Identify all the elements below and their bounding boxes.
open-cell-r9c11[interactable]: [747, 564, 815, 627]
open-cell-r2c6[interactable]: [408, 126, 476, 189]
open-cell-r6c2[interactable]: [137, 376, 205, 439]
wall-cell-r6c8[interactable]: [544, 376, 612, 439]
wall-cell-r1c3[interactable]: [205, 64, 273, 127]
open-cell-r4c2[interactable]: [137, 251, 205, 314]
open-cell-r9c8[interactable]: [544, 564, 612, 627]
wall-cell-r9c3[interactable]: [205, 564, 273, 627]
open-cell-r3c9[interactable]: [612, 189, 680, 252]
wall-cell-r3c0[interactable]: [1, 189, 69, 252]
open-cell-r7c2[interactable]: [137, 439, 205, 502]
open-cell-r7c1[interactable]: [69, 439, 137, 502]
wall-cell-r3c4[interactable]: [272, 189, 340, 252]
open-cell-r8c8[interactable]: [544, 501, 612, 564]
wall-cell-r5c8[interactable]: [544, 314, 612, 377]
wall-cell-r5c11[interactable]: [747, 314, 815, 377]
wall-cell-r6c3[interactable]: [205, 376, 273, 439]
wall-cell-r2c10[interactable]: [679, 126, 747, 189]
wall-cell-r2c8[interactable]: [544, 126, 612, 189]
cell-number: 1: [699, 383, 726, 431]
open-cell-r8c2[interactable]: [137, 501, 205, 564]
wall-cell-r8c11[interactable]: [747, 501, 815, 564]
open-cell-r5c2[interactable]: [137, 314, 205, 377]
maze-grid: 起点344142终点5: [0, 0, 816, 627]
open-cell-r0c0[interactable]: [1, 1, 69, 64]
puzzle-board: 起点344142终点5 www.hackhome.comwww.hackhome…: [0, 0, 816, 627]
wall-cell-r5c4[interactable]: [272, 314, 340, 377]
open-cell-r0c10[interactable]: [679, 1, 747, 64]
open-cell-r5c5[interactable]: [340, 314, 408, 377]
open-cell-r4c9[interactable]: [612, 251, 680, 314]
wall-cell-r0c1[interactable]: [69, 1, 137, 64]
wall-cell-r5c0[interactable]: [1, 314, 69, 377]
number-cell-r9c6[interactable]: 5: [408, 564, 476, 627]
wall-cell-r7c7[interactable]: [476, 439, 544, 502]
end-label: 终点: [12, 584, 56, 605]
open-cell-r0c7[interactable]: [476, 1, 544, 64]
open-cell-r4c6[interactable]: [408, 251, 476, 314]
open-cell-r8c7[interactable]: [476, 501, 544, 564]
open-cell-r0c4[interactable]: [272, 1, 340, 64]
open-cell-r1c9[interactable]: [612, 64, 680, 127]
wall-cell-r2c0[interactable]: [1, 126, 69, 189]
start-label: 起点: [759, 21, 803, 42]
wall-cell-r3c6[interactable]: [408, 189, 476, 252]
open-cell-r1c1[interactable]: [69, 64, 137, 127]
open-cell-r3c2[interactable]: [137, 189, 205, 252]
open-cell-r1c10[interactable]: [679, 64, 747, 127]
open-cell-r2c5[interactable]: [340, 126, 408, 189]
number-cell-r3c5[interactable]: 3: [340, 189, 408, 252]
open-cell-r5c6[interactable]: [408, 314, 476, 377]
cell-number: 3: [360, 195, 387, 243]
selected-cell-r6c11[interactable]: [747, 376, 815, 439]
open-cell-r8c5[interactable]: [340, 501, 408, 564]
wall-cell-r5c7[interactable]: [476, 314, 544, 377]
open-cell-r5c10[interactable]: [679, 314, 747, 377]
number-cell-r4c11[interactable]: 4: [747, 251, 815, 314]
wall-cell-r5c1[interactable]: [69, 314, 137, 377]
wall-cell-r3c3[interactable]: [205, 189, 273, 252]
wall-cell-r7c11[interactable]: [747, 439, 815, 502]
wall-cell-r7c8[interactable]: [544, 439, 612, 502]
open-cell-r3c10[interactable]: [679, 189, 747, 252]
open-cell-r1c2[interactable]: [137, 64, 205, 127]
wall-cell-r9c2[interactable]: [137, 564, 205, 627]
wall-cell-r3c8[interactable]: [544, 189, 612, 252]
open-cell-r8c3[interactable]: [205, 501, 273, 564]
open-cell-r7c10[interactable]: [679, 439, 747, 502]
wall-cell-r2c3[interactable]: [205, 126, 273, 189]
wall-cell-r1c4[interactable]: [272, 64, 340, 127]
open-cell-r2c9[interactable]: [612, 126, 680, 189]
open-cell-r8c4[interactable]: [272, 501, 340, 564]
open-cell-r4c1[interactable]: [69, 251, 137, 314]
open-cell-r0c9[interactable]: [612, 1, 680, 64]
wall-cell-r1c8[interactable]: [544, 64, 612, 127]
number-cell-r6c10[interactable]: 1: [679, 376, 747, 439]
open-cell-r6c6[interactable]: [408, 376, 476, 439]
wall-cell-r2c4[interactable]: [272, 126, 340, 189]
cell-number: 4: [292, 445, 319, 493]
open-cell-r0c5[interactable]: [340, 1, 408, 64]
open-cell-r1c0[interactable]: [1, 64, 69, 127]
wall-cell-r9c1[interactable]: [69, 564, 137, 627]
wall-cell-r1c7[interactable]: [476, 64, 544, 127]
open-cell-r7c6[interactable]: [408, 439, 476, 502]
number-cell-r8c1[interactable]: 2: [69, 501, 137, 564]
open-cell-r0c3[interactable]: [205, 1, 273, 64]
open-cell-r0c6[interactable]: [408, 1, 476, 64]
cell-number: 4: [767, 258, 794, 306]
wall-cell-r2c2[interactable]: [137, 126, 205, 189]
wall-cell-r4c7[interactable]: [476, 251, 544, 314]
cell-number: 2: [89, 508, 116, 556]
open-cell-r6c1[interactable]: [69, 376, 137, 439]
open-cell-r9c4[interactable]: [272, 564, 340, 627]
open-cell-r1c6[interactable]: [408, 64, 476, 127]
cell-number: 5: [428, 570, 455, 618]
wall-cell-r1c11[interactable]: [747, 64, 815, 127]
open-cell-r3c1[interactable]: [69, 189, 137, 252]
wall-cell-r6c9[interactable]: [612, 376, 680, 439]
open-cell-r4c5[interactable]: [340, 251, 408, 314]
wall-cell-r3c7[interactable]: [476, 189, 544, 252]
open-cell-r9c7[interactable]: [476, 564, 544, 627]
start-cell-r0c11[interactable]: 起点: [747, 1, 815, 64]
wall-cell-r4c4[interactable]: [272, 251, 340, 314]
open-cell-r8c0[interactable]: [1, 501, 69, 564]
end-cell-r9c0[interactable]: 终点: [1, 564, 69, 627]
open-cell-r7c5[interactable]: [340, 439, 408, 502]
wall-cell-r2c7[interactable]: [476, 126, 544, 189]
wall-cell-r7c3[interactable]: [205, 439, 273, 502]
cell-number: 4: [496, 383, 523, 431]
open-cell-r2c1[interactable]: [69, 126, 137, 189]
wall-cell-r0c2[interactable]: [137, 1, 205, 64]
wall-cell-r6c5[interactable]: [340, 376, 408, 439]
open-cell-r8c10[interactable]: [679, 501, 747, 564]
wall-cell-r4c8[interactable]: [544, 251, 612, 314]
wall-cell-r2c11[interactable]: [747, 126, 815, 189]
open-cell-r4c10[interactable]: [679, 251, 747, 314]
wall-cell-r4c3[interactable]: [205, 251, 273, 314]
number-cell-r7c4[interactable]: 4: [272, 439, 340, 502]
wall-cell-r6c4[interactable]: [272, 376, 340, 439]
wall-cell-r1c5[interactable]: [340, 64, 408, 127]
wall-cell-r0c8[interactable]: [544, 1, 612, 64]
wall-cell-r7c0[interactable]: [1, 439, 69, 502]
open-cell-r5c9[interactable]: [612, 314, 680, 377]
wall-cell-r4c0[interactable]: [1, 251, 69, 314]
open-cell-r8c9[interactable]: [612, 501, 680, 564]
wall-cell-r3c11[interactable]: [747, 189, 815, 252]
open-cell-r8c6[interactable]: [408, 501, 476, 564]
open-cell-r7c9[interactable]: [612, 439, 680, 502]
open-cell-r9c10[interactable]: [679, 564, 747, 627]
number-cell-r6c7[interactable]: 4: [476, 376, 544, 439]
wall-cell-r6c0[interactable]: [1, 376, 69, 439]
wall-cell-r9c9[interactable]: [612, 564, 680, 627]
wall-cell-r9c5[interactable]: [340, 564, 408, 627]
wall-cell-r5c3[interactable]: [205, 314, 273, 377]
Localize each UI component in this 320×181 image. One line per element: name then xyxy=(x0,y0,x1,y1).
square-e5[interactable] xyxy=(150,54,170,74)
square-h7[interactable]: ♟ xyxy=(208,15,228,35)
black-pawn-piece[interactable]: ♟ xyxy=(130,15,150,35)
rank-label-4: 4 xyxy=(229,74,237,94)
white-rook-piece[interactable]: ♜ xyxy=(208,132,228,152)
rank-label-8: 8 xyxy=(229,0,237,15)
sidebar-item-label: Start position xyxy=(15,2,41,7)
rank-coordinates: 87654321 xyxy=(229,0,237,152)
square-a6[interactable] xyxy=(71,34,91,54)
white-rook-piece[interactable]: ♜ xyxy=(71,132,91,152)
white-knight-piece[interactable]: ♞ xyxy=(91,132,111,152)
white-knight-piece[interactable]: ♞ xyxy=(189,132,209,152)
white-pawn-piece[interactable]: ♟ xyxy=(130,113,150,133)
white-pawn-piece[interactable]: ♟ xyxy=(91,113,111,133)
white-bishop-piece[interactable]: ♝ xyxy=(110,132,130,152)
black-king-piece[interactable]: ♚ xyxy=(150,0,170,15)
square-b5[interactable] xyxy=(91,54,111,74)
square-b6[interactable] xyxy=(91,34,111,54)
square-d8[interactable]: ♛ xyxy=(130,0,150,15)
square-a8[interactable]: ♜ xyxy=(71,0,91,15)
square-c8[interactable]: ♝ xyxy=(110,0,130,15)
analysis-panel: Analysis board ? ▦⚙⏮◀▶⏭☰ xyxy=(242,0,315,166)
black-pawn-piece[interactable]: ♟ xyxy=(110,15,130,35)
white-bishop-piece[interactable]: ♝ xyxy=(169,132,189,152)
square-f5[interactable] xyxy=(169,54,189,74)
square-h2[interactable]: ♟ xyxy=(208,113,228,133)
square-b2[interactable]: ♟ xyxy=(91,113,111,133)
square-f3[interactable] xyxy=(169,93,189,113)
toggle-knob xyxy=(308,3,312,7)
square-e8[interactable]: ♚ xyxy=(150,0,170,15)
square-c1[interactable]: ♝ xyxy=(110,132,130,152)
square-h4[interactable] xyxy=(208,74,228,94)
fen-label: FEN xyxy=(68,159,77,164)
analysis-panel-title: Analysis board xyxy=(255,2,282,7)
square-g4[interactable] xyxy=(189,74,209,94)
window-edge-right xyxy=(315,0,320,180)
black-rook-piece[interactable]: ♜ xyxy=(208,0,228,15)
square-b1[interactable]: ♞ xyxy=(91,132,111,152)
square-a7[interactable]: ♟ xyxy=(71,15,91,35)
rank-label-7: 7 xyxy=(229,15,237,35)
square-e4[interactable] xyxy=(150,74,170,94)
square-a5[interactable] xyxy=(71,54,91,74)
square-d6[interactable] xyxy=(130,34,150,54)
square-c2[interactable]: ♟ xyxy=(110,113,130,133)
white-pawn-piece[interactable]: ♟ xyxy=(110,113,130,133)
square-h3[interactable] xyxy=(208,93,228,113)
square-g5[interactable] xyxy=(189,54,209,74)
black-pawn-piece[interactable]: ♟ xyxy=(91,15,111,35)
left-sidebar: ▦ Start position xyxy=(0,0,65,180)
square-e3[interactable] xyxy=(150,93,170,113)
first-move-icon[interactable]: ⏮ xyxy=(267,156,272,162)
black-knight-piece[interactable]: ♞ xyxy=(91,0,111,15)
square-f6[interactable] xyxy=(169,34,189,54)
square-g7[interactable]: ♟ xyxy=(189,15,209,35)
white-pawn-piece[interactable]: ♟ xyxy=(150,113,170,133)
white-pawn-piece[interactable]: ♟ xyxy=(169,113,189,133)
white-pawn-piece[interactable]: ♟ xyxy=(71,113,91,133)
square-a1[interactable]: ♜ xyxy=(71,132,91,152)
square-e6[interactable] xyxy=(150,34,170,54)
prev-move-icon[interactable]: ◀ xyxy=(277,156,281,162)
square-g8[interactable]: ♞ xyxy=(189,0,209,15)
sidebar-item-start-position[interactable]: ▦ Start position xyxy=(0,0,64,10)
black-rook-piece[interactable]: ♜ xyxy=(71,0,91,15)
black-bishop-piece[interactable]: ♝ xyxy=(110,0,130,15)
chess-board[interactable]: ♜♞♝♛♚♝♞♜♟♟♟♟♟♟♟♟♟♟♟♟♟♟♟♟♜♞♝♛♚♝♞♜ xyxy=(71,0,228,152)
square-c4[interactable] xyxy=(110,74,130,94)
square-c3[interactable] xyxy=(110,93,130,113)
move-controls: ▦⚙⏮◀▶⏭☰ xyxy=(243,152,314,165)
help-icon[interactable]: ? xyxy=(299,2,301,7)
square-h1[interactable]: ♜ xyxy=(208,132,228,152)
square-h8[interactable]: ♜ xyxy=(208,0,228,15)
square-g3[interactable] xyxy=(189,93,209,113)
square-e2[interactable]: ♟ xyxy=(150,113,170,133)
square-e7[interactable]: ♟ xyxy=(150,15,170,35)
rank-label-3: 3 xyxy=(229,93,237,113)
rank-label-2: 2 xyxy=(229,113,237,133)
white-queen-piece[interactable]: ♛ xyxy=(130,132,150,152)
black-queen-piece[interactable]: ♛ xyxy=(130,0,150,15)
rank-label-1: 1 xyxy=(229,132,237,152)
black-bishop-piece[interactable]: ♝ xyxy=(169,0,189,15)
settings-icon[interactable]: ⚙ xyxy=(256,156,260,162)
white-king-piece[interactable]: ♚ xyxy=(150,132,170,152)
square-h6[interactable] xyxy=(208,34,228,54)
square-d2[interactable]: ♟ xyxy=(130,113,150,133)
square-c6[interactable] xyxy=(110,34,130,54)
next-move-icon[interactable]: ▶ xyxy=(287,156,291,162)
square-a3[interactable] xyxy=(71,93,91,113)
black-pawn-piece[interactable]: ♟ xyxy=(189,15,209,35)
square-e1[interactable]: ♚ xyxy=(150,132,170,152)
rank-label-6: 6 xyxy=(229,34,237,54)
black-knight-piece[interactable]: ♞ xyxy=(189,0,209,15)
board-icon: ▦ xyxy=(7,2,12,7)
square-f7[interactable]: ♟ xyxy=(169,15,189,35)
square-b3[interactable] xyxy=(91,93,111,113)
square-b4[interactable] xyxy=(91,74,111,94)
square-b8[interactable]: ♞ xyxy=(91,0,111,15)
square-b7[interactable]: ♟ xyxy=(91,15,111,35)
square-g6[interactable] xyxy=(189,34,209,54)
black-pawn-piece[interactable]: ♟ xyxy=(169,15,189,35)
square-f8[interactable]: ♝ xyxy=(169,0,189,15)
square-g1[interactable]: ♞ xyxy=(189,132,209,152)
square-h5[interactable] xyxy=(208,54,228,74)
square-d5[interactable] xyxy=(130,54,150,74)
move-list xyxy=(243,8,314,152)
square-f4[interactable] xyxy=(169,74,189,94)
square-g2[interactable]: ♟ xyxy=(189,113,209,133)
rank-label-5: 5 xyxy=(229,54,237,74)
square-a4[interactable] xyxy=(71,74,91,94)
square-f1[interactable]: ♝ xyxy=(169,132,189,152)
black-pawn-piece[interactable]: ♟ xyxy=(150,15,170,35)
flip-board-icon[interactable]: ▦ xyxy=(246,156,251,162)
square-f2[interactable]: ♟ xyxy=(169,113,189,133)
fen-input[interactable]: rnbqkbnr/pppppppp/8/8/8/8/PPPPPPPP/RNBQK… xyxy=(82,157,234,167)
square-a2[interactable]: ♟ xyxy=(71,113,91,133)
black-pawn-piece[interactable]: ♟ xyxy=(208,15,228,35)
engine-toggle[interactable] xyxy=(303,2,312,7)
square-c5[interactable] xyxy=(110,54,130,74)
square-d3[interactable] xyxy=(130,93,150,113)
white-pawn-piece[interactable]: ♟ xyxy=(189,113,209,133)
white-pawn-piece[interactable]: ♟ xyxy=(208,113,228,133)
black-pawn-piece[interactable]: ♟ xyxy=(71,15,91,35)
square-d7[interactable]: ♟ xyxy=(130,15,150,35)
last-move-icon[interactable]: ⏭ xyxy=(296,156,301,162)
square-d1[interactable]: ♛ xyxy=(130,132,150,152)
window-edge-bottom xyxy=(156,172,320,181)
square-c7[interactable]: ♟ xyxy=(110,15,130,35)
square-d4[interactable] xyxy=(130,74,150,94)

----

■ **THE EXERCISE**: Reproduce the records verbatim from their first line through the line that contains "wall-cell-r9c3[interactable]: [205, 564, 273, 627]", including both of those lines.

■ **EXERCISE RESULT**:
Identify all the elements below and their bounding boxes.
open-cell-r9c11[interactable]: [747, 564, 815, 627]
open-cell-r2c6[interactable]: [408, 126, 476, 189]
open-cell-r6c2[interactable]: [137, 376, 205, 439]
wall-cell-r6c8[interactable]: [544, 376, 612, 439]
wall-cell-r1c3[interactable]: [205, 64, 273, 127]
open-cell-r4c2[interactable]: [137, 251, 205, 314]
open-cell-r9c8[interactable]: [544, 564, 612, 627]
wall-cell-r9c3[interactable]: [205, 564, 273, 627]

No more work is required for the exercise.